## PASSAGE SHOWN
## begin
The queries I run against the table might be "how many large boxes have I?" or "give me all the potatoes, I don't care about how they are packed". The idea is that I do not know in advance what columns I will be using in my predicate: it could be any combination. This is a common issue in a data warehouse.
So how do I index the table to satisfy any possible query? Two obvious possibilities:
First, build an index on each column, and the optimizer can perform an index_combine operation on whatever columns happen to be listed in the predicate. But that means indexing every column - and the table might have hundreds of columns. No way can I do that.
Second, build a concatenated index across all the columns: in effect, use an IOT. That will give me range scan access if any of the predicated columns are in the leading edge of the index key followed by filtering on the rest of the predicate. Or if the predicate does not include the leading column(s), I can get skip scan access and filter. But this is pretty useless, too: there will be wildly divergent performance depending on the predicate.
The answer is to invert the table:
create table inverted(colname varchar2(10),colvalue varchar2(10),id number);
insert into inverted select 'capacity',capacity,id from food;
insert into inverted select 'container',container,id from food;
insert into inverted select 'item',item,id from food;

Now just one index on each table can satisfy all queries:
create index food_i on food(id);
create index inverted_i on inverted(colname,colvalue);

To retrieve all the large boxes:
orclz> set autotrace on explain
orclz> select * from food where id in
  2  (select id from inverted where colname='capacity' and colvalue='large'
  3  intersect
  4  select id from inverted where colname='container' and colvalue='box');

        ID CAPACITY   CONTAINER  ITEM
---------- ---------- ---------- ----------
         4 large      box        potatoes


Execution Plan
----------------------------------------------------------
Plan hash value: 1945359172

---------------------------------------------------------------------------------
| Id  | Operation                                | Name       | Rows  | Bytes | C
---------------------------------------------------------------------------------
|   0 | SELECT STATEMENT                         |            |     3 |   141 |
|   1 |  MERGE JOIN                              |            |     3 |   141 |
|   2 |   TABLE ACCESS BY INDEX ROWID            | FOOD       |     9 |   306 |
|   3 |    INDEX FULL SCAN                       | FOOD_I     |     9 |       |
|*  4 |   SORT JOIN                              |            |     3 |    39 |
|   5 |    VIEW                                  | VW_NSO_1   |     3 |    39 |
|   6 |     INTERSECTION                         |            |       |       |
|   7 |      SORT UNIQUE                         |            |     3 |    81 |
|   8 |       TABLE ACCESS BY INDEX ROWID BATCHED| INVERTED   |     3 |    81 |
|*  9 |        INDEX RANGE SCAN                  | INVERTED_I |     3 |       |
|  10 |      SORT UNIQUE                         |            |     3 |    81 |
|  11 |       TABLE ACCESS BY INDEX ROWID BATCHED| INVERTED   |     3 |    81 |
|* 12 |        INDEX RANGE SCAN                  | INVERTED_I |     3 |       |
---------------------------------------------------------------------------------

Predicate Information (identified by operation id):
---------------------------------------------------

   4 - access("ID"="ID")
## end
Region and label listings
## begin
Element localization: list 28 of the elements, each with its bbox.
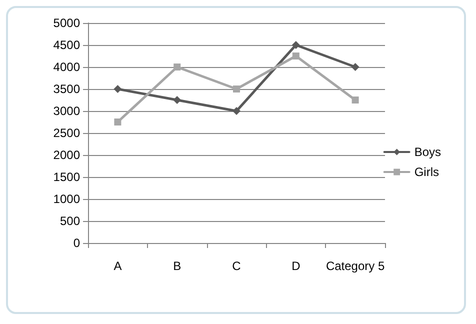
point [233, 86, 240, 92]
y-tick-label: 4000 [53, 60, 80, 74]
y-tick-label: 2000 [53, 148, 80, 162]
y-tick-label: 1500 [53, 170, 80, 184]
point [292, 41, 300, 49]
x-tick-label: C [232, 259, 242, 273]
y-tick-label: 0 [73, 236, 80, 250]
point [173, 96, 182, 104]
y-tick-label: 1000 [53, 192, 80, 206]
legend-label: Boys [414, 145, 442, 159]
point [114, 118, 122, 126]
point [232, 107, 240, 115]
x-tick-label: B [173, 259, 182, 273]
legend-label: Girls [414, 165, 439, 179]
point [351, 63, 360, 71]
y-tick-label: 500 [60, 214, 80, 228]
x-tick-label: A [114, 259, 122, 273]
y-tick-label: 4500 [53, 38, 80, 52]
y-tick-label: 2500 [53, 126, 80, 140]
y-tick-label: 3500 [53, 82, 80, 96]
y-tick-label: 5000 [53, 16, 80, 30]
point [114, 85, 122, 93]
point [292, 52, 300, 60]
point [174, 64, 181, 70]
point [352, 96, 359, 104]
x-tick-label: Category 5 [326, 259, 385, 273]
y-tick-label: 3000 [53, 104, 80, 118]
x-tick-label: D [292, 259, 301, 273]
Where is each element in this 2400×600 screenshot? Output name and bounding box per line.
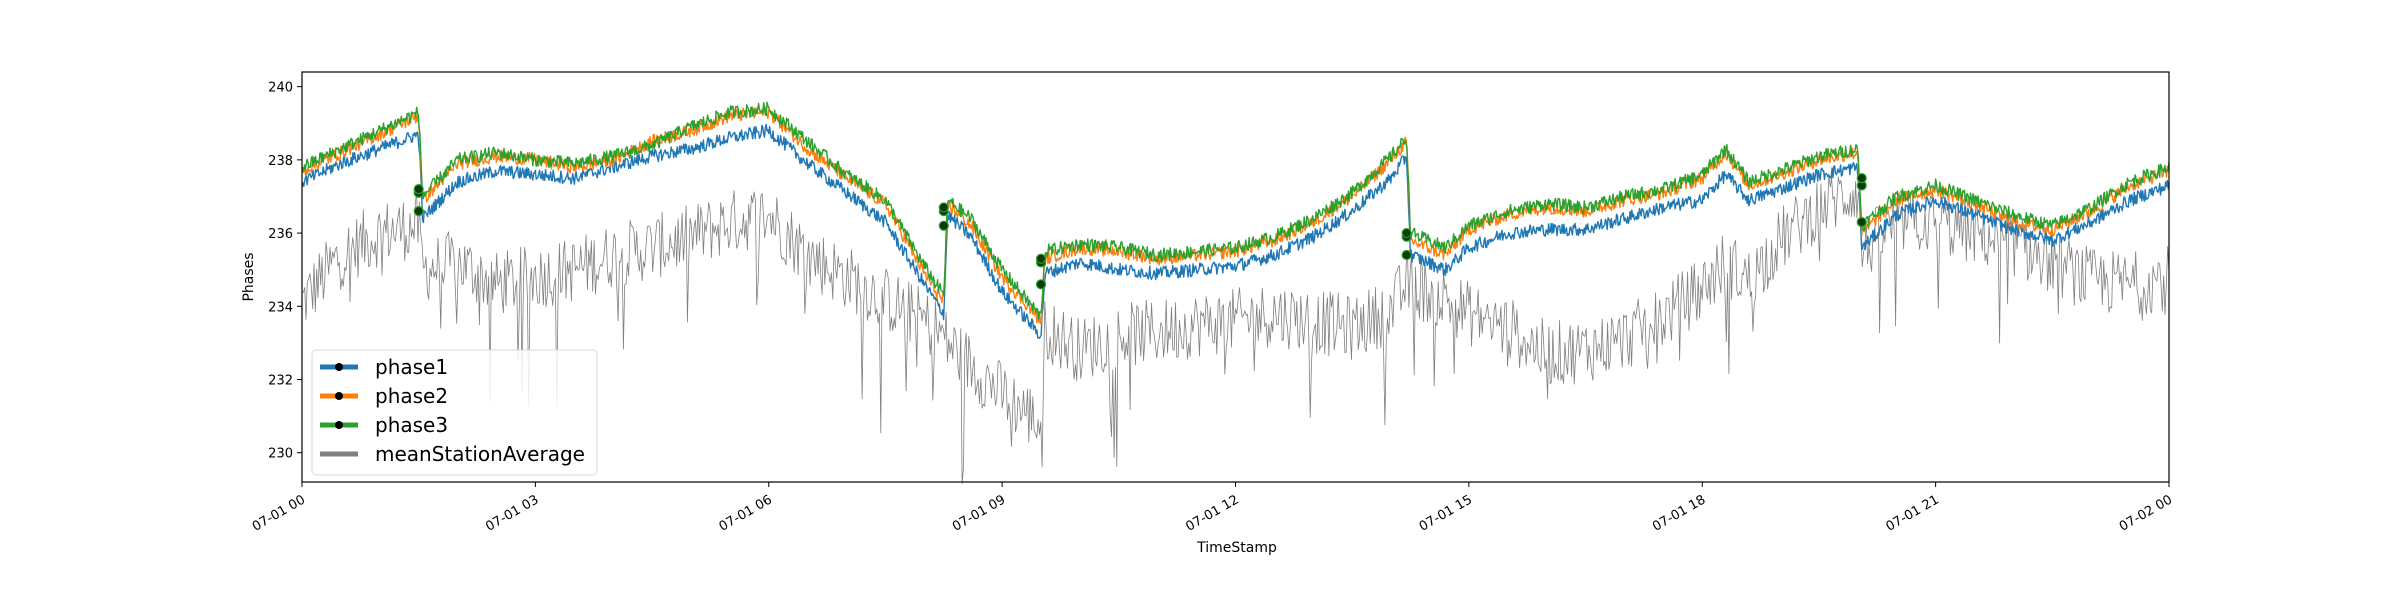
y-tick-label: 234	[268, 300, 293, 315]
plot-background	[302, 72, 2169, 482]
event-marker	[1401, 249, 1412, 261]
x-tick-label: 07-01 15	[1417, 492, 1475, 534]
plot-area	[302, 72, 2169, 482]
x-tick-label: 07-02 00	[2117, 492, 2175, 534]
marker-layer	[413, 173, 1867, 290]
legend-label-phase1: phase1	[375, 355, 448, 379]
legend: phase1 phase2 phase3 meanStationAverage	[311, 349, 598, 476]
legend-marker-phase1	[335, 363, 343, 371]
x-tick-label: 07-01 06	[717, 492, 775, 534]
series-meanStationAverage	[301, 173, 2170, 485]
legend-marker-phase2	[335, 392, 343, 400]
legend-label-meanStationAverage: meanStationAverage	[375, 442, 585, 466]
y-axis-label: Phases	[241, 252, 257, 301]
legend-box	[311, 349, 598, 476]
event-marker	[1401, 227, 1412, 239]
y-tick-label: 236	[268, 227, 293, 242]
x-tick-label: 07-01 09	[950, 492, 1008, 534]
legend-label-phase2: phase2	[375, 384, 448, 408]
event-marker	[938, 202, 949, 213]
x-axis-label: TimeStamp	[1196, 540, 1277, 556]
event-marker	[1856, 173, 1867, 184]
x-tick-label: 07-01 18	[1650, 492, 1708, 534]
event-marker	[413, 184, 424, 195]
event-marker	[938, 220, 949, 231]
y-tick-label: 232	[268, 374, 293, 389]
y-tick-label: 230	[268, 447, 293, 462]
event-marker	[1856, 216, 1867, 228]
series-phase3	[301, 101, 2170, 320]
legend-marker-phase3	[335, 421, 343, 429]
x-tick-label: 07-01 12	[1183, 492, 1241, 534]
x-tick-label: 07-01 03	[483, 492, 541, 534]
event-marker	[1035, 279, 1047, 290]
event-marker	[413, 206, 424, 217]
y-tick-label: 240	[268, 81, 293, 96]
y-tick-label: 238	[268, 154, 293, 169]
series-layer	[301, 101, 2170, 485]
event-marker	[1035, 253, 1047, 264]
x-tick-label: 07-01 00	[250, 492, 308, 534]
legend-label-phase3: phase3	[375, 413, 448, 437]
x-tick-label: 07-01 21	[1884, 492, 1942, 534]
## end
## TASK DIRECTIONS
Continue the piece on indexing a table by inverting it, starting right after its last line.

## EXERCISE ANSWER
       filter("ID"="ID")
   9 - access("COLNAME"='capacity' AND "COLVALUE"='large')
  12 - access("COLNAME"='container' AND "COLVALUE"='box')

Note
-----
   - dynamic statistics used: dynamic sampling (level=2)

orclz>

Or all the potatoes:
orclz> select * from food where id in
  2  (select id from inverted where colname='item' and colvalue='potatoes');

        ID CAPACITY   CONTAINER  ITEM
---------- ---------- ---------- ----------
         1 large      bag        potatoes
         4 large      box        potatoes
         7 large      tin        potatoes


Execution Plan
----------------------------------------------------------
Plan hash value: 762525239

---------------------------------------------------------------------------------
| Id  | Operation                              | Name       | Rows  | Bytes | Cos
---------------------------------------------------------------------------------
|   0 | SELECT STATEMENT                       |            |     3 |   183 |
|   1 |  NESTED LOOPS                          |            |       |       |
|   2 |   NESTED LOOPS                         |            |     3 |   183 |
|   3 |    SORT UNIQUE                         |            |     3 |    81 |
|   4 |     TABLE ACCESS BY INDEX ROWID BATCHED| INVERTED   |     3 |    81 |
|*  5 |      INDEX RANGE SCAN                  | INVERTED_I |     3 |       |
|*  6 |    INDEX RANGE SCAN                    | FOOD_I     |     1 |       |
|   7 |   TABLE ACCESS BY INDEX ROWID          | FOOD       |     1 |    34 |
---------------------------------------------------------------------------------

Predicate Information (identified by operation id):
---------------------------------------------------

   5 - access("COLNAME"='item' AND "COLVALUE"='potatoes')
   6 - access("ID"="ID")

Note
-----
   - dynamic statistics used: dynamic sampling (level=2)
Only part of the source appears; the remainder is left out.